#### WRITTEN REQUEST:
Write out the material again word for word, dropping any images it holds.

#### Data excerpts:
--*--

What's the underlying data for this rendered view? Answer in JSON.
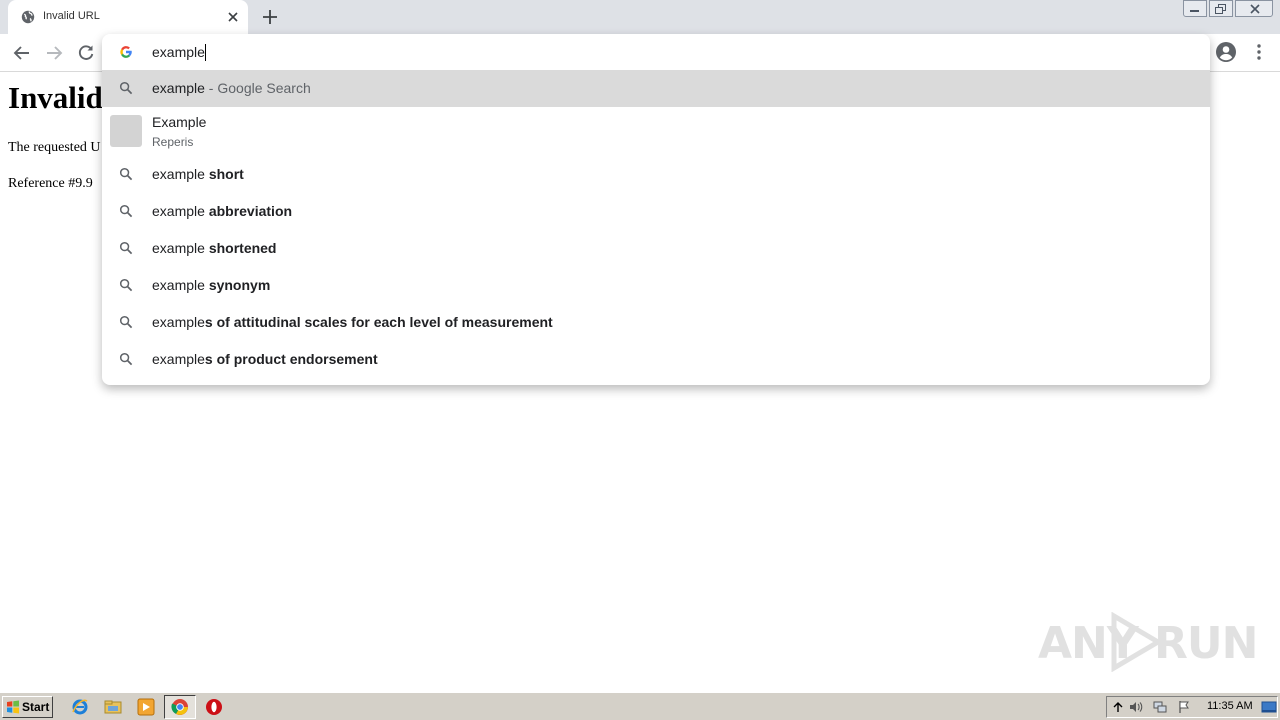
{
  "tab": {
    "title": "Invalid URL",
    "favicon_icon": "globe-icon",
    "close_icon": "close-icon"
  },
  "new_tab_icon": "plus-icon",
  "window_controls": [
    "minimize-icon",
    "restore-icon",
    "close-icon"
  ],
  "toolbar": {
    "back_icon": "arrow-left-icon",
    "forward_icon": "arrow-right-icon",
    "reload_icon": "reload-icon",
    "profile_icon": "account-circle-icon",
    "menu_icon": "kebab-menu-icon"
  },
  "omnibox": {
    "value": "example",
    "engine_icon": "google-g-icon",
    "suggestions": [
      {
        "type": "search",
        "icon": "search-icon",
        "prefix": "example",
        "bold": "",
        "desc": " - Google Search",
        "selected": true
      },
      {
        "type": "bookmark",
        "title": "Example",
        "subtitle": "Reperis"
      },
      {
        "type": "search",
        "icon": "search-icon",
        "prefix": "example ",
        "bold": "short"
      },
      {
        "type": "search",
        "icon": "search-icon",
        "prefix": "example ",
        "bold": "abbreviation"
      },
      {
        "type": "search",
        "icon": "search-icon",
        "prefix": "example ",
        "bold": "shortened"
      },
      {
        "type": "search",
        "icon": "search-icon",
        "prefix": "example ",
        "bold": "synonym"
      },
      {
        "type": "search",
        "icon": "search-icon",
        "prefix": "example",
        "bold": "s of attitudinal scales for each level of measurement"
      },
      {
        "type": "search",
        "icon": "search-icon",
        "prefix": "example",
        "bold": "s of product endorsement"
      }
    ]
  },
  "page": {
    "heading": "Invalid",
    "line1": "The requested U",
    "line2": "Reference #9.9"
  },
  "watermark": {
    "left": "ANY",
    "right": "RUN"
  },
  "taskbar": {
    "start_label": "Start",
    "apps": [
      "internet-explorer-icon",
      "file-explorer-icon",
      "media-player-icon",
      "chrome-icon",
      "opera-icon"
    ],
    "tray_icons": [
      "show-hidden-icons-icon",
      "volume-icon",
      "network-icon",
      "action-center-flag-icon",
      "show-desktop-icon"
    ],
    "clock": "11:35 AM"
  }
}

--*--

#### RESPONSE:
What's the underlying data for this rendered view? Answer in JSON.
{
  "tab": {
    "title": "Invalid URL",
    "favicon_icon": "globe-icon",
    "close_icon": "close-icon"
  },
  "new_tab_icon": "plus-icon",
  "window_controls": [
    "minimize-icon",
    "restore-icon",
    "close-icon"
  ],
  "toolbar": {
    "back_icon": "arrow-left-icon",
    "forward_icon": "arrow-right-icon",
    "reload_icon": "reload-icon",
    "profile_icon": "account-circle-icon",
    "menu_icon": "kebab-menu-icon"
  },
  "omnibox": {
    "value": "example",
    "engine_icon": "google-g-icon",
    "suggestions": [
      {
        "type": "search",
        "icon": "search-icon",
        "prefix": "example",
        "bold": "",
        "desc": " - Google Search",
        "selected": true
      },
      {
        "type": "bookmark",
        "title": "Example",
        "subtitle": "Reperis"
      },
      {
        "type": "search",
        "icon": "search-icon",
        "prefix": "example ",
        "bold": "short"
      },
      {
        "type": "search",
        "icon": "search-icon",
        "prefix": "example ",
        "bold": "abbreviation"
      },
      {
        "type": "search",
        "icon": "search-icon",
        "prefix": "example ",
        "bold": "shortened"
      },
      {
        "type": "search",
        "icon": "search-icon",
        "prefix": "example ",
        "bold": "synonym"
      },
      {
        "type": "search",
        "icon": "search-icon",
        "prefix": "example",
        "bold": "s of attitudinal scales for each level of measurement"
      },
      {
        "type": "search",
        "icon": "search-icon",
        "prefix": "example",
        "bold": "s of product endorsement"
      }
    ]
  },
  "page": {
    "heading": "Invalid",
    "line1": "The requested U",
    "line2": "Reference #9.9"
  },
  "watermark": {
    "left": "ANY",
    "right": "RUN"
  },
  "taskbar": {
    "start_label": "Start",
    "apps": [
      "internet-explorer-icon",
      "file-explorer-icon",
      "media-player-icon",
      "chrome-icon",
      "opera-icon"
    ],
    "tray_icons": [
      "show-hidden-icons-icon",
      "volume-icon",
      "network-icon",
      "action-center-flag-icon",
      "show-desktop-icon"
    ],
    "clock": "11:35 AM"
  }
}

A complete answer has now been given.